Written task: Repeat, exactly and completely, the material that follows. Omit the pictures.

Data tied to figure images
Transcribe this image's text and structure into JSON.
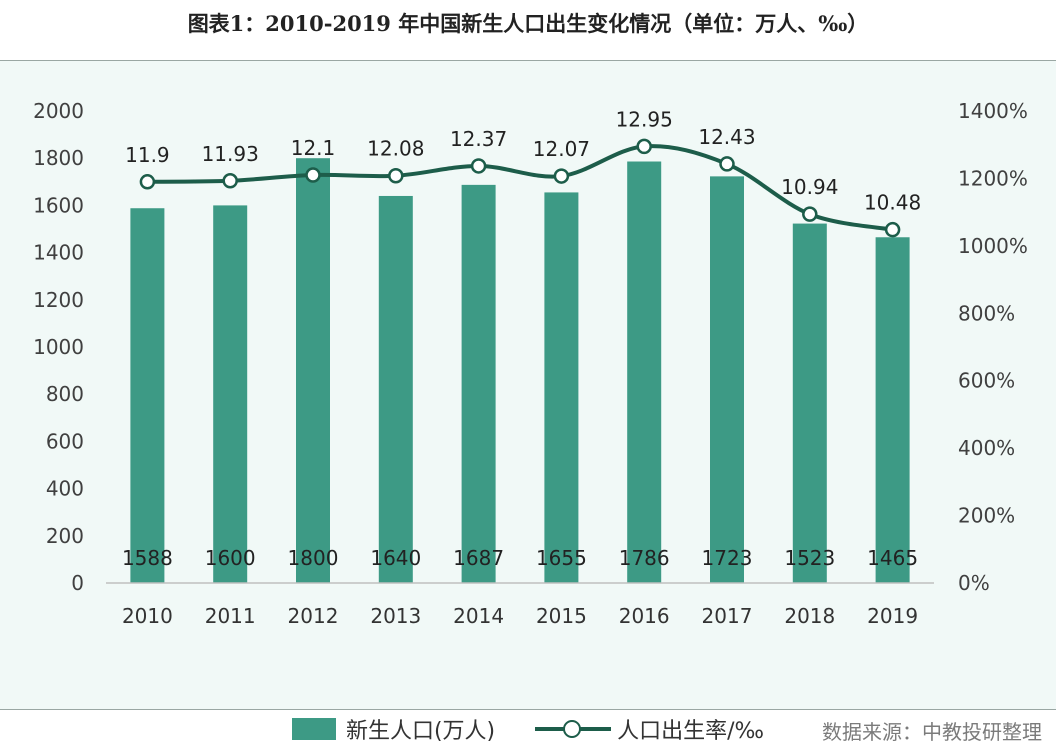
{
  "title": "图表1：2010-2019 年中国新生人口出生变化情况（单位：万人、‰）",
  "source": "数据来源：中教投研整理",
  "colors": {
    "bar": "#3d9a85",
    "line": "#1d5d4a",
    "panel": "#f1f9f7"
  },
  "chart_data": {
    "type": "bar+line",
    "categories": [
      "2010",
      "2011",
      "2012",
      "2013",
      "2014",
      "2015",
      "2016",
      "2017",
      "2018",
      "2019"
    ],
    "series": [
      {
        "name": "新生人口(万人)",
        "type": "bar",
        "axis": "left",
        "values": [
          1588,
          1600,
          1800,
          1640,
          1687,
          1655,
          1786,
          1723,
          1523,
          1465
        ],
        "labels": [
          "1588",
          "1600",
          "1800",
          "1640",
          "1687",
          "1655",
          "1786",
          "1723",
          "1523",
          "1465"
        ]
      },
      {
        "name": "人口出生率/‰",
        "type": "line",
        "axis": "right",
        "values": [
          11.9,
          11.93,
          12.1,
          12.08,
          12.37,
          12.07,
          12.95,
          12.43,
          10.94,
          10.48
        ],
        "labels": [
          "11.9",
          "11.93",
          "12.1",
          "12.08",
          "12.37",
          "12.07",
          "12.95",
          "12.43",
          "10.94",
          "10.48"
        ]
      }
    ],
    "y_left": {
      "min": 0,
      "max": 2000,
      "ticks": [
        "0",
        "200",
        "400",
        "600",
        "800",
        "1000",
        "1200",
        "1400",
        "1600",
        "1800",
        "2000"
      ]
    },
    "y_right": {
      "min": 0,
      "max": 14,
      "ticks": [
        "0%",
        "200%",
        "400%",
        "600%",
        "800%",
        "1000%",
        "1200%",
        "1400%"
      ]
    },
    "grid": false,
    "legend": "bottom-center"
  }
}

The completed task:
Transcribe this image's text and structure into JSON.
{
  "title": "图表1：2010-2019 年中国新生人口出生变化情况（单位：万人、‰）",
  "source": "数据来源：中教投研整理",
  "colors": {
    "bar": "#3d9a85",
    "line": "#1d5d4a",
    "panel": "#f1f9f7"
  },
  "chart_data": {
    "type": "bar+line",
    "categories": [
      "2010",
      "2011",
      "2012",
      "2013",
      "2014",
      "2015",
      "2016",
      "2017",
      "2018",
      "2019"
    ],
    "series": [
      {
        "name": "新生人口(万人)",
        "type": "bar",
        "axis": "left",
        "values": [
          1588,
          1600,
          1800,
          1640,
          1687,
          1655,
          1786,
          1723,
          1523,
          1465
        ],
        "labels": [
          "1588",
          "1600",
          "1800",
          "1640",
          "1687",
          "1655",
          "1786",
          "1723",
          "1523",
          "1465"
        ]
      },
      {
        "name": "人口出生率/‰",
        "type": "line",
        "axis": "right",
        "values": [
          11.9,
          11.93,
          12.1,
          12.08,
          12.37,
          12.07,
          12.95,
          12.43,
          10.94,
          10.48
        ],
        "labels": [
          "11.9",
          "11.93",
          "12.1",
          "12.08",
          "12.37",
          "12.07",
          "12.95",
          "12.43",
          "10.94",
          "10.48"
        ]
      }
    ],
    "y_left": {
      "min": 0,
      "max": 2000,
      "ticks": [
        "0",
        "200",
        "400",
        "600",
        "800",
        "1000",
        "1200",
        "1400",
        "1600",
        "1800",
        "2000"
      ]
    },
    "y_right": {
      "min": 0,
      "max": 14,
      "ticks": [
        "0%",
        "200%",
        "400%",
        "600%",
        "800%",
        "1000%",
        "1200%",
        "1400%"
      ]
    },
    "grid": false,
    "legend": "bottom-center"
  }
}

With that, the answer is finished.